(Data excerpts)
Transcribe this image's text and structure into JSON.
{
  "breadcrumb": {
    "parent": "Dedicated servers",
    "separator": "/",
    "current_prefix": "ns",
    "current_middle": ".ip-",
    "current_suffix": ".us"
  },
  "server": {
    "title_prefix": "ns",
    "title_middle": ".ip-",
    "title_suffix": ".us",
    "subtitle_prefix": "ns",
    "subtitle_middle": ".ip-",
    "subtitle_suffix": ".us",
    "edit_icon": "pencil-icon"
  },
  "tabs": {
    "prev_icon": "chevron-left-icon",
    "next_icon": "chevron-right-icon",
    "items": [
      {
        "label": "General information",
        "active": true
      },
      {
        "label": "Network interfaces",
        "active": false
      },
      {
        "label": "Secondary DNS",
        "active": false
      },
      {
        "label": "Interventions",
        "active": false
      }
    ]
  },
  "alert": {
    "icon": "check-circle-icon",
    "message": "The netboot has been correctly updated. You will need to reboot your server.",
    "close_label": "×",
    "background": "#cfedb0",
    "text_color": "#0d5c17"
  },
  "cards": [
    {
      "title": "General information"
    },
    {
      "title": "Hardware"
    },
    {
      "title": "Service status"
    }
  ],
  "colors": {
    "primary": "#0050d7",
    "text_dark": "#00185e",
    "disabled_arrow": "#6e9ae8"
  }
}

▶ _What to work on_
Output each record exactly, leaving nothing out.

▶ _Full response_
Transcribe this image's text and structure into JSON.
{
  "breadcrumb": {
    "parent": "Dedicated servers",
    "separator": "/",
    "current_prefix": "ns",
    "current_middle": ".ip-",
    "current_suffix": ".us"
  },
  "server": {
    "title_prefix": "ns",
    "title_middle": ".ip-",
    "title_suffix": ".us",
    "subtitle_prefix": "ns",
    "subtitle_middle": ".ip-",
    "subtitle_suffix": ".us",
    "edit_icon": "pencil-icon"
  },
  "tabs": {
    "prev_icon": "chevron-left-icon",
    "next_icon": "chevron-right-icon",
    "items": [
      {
        "label": "General information",
        "active": true
      },
      {
        "label": "Network interfaces",
        "active": false
      },
      {
        "label": "Secondary DNS",
        "active": false
      },
      {
        "label": "Interventions",
        "active": false
      }
    ]
  },
  "alert": {
    "icon": "check-circle-icon",
    "message": "The netboot has been correctly updated. You will need to reboot your server.",
    "close_label": "×",
    "background": "#cfedb0",
    "text_color": "#0d5c17"
  },
  "cards": [
    {
      "title": "General information"
    },
    {
      "title": "Hardware"
    },
    {
      "title": "Service status"
    }
  ],
  "colors": {
    "primary": "#0050d7",
    "text_dark": "#00185e",
    "disabled_arrow": "#6e9ae8"
  }
}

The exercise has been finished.